### EXERCISE DETAILS
Your task is to count the lines of the entries below that include the word "выездной" and to give only the resulting number.

### RECORDS TO USE
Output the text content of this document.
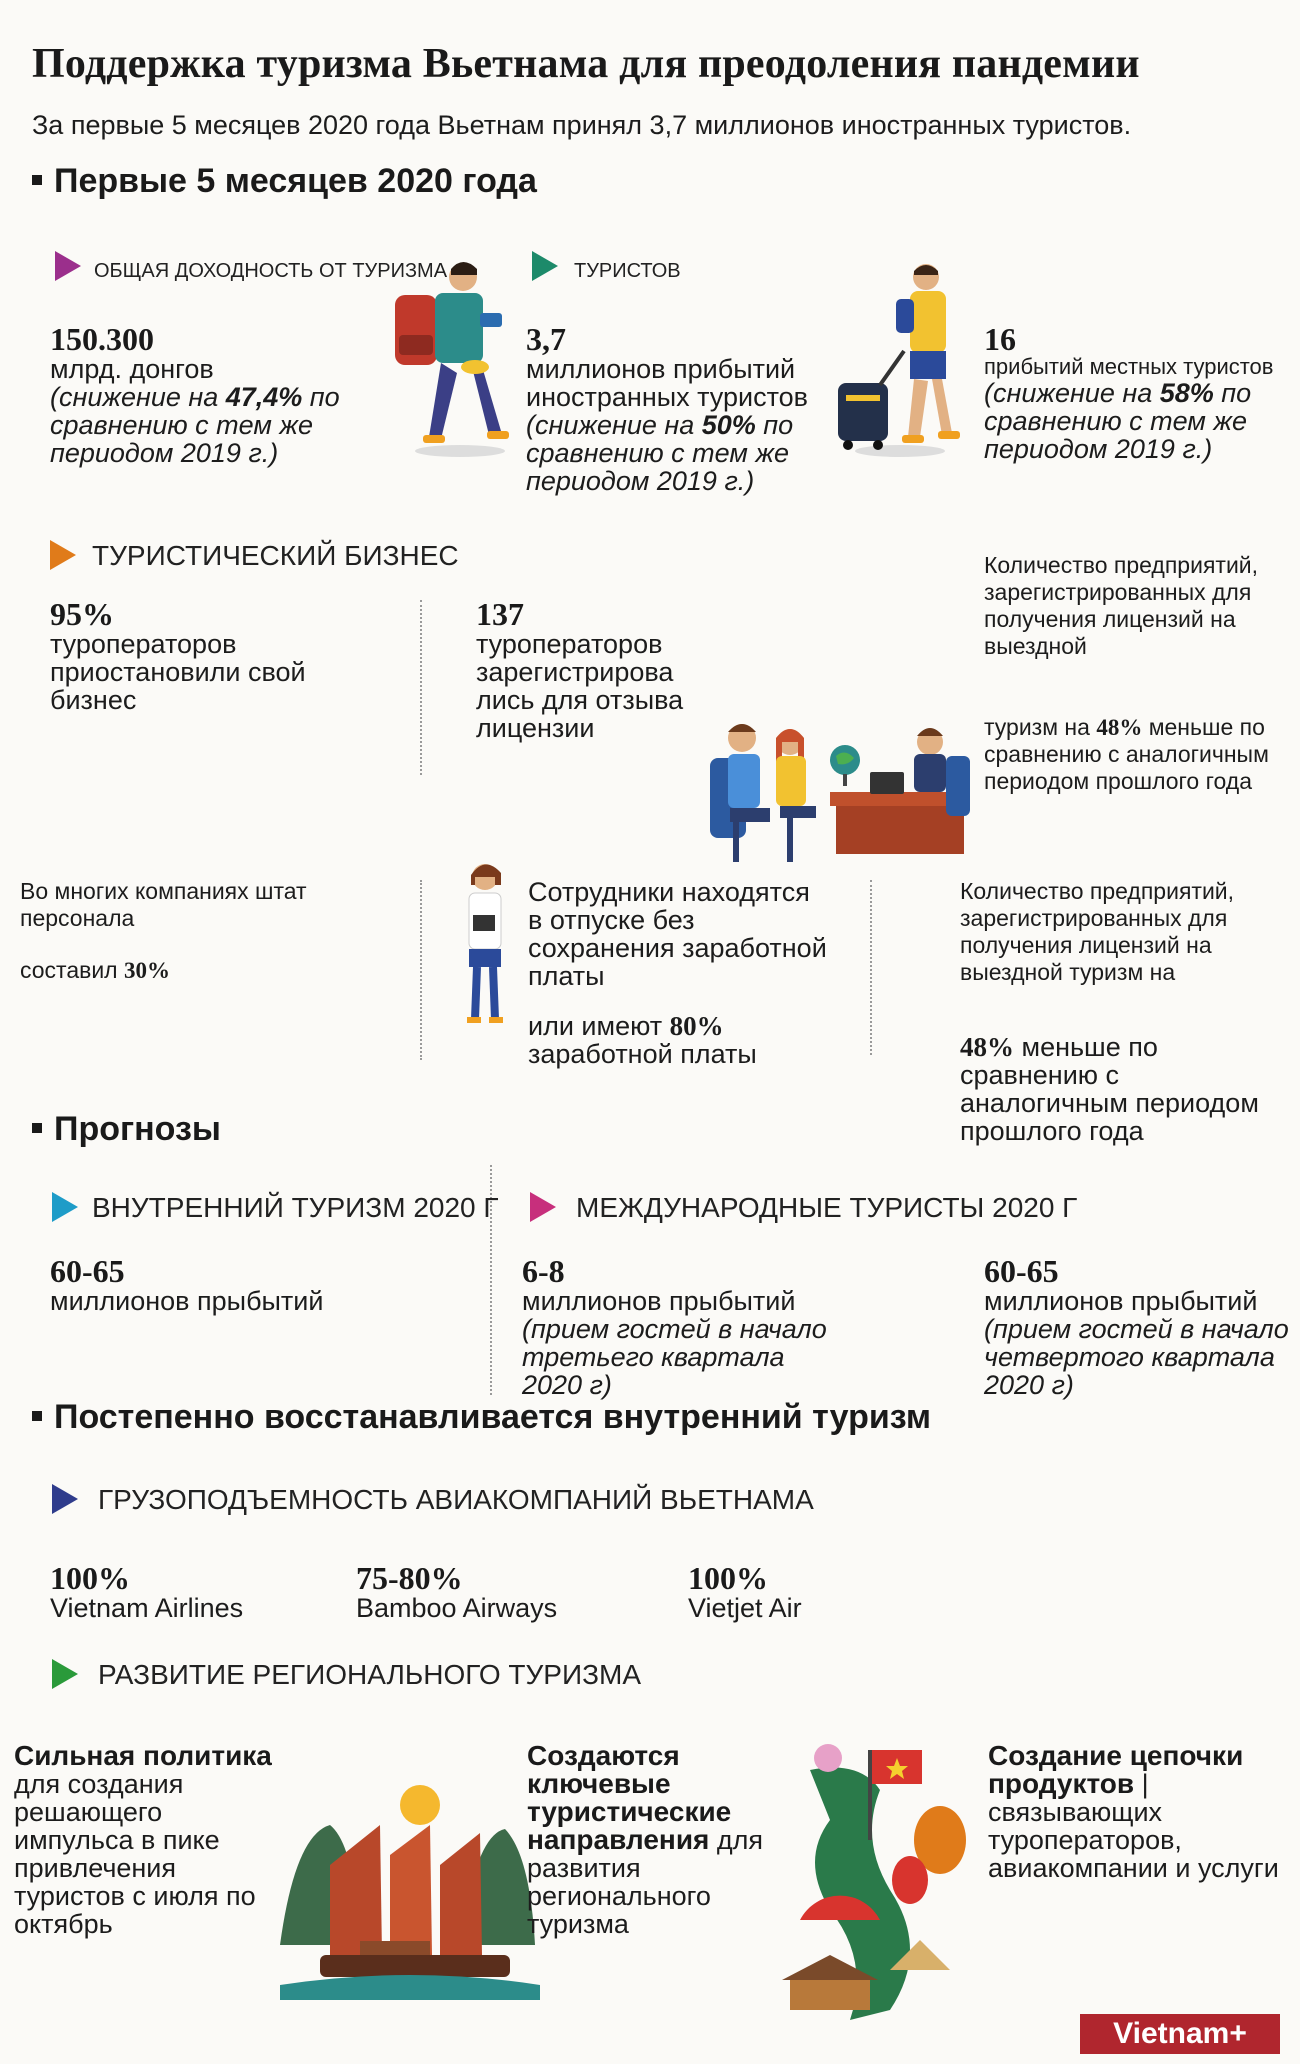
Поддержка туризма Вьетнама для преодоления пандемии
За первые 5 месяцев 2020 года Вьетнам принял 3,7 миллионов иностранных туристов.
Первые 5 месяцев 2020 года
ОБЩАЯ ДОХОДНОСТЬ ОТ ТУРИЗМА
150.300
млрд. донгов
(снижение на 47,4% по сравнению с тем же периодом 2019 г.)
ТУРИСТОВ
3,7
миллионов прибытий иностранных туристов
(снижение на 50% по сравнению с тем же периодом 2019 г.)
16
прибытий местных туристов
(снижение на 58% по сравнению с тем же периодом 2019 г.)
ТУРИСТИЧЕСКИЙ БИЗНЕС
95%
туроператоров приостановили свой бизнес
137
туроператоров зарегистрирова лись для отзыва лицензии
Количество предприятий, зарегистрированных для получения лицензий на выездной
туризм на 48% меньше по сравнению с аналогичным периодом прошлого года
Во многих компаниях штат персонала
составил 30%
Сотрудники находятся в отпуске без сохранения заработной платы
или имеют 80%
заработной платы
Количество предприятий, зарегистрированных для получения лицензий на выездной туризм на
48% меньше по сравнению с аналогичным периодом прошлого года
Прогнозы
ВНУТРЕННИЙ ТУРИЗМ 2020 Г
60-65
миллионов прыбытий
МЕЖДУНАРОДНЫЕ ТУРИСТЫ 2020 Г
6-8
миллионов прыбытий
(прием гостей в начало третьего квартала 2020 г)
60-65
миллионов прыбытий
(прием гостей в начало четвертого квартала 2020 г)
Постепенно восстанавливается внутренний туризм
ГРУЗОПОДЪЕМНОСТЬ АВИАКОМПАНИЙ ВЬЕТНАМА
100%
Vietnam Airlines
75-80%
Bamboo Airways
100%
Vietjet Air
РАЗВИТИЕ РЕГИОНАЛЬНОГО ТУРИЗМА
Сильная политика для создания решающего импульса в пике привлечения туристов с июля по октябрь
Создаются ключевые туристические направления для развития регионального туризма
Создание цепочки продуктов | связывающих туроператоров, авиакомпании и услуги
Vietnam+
--
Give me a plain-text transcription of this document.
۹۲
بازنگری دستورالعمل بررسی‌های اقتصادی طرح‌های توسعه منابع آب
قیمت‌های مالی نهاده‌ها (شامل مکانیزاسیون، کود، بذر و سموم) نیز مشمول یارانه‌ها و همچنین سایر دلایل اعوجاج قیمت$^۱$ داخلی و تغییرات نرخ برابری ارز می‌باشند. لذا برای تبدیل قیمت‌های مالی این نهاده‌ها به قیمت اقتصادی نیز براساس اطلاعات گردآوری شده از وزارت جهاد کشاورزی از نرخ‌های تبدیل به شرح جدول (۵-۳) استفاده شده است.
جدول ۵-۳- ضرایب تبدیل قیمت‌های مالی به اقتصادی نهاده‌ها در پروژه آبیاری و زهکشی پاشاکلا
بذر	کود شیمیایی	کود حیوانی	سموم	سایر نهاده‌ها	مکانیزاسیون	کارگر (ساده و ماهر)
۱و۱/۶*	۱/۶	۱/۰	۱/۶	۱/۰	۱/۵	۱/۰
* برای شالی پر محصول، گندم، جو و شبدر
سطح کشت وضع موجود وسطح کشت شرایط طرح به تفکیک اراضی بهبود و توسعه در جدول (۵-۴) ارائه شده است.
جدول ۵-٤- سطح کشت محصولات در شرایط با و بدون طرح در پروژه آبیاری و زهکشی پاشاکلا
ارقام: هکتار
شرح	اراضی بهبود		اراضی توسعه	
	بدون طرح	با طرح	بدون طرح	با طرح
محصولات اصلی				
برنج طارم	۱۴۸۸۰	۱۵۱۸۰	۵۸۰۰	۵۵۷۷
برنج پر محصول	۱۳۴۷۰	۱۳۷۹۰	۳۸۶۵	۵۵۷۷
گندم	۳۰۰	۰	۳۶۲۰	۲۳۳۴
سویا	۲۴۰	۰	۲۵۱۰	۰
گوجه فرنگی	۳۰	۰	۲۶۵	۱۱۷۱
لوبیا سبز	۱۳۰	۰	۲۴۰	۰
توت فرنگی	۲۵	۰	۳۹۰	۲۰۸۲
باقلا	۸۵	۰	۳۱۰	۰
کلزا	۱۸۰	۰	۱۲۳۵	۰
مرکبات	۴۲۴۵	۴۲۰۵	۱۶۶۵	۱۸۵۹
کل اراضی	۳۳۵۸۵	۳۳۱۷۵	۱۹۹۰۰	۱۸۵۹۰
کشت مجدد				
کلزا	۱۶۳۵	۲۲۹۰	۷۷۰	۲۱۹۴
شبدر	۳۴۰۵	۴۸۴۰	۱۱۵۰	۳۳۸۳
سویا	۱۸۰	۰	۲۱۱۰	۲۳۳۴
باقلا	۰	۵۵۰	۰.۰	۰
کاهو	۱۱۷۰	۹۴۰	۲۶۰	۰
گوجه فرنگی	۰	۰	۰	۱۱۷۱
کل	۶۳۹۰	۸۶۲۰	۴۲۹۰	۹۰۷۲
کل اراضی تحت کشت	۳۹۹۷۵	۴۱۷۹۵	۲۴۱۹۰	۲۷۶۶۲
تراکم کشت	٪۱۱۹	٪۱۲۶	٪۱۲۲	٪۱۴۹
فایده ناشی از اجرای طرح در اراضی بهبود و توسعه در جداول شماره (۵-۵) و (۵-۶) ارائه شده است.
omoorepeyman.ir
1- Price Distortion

### EXERCISE RESPONSE
2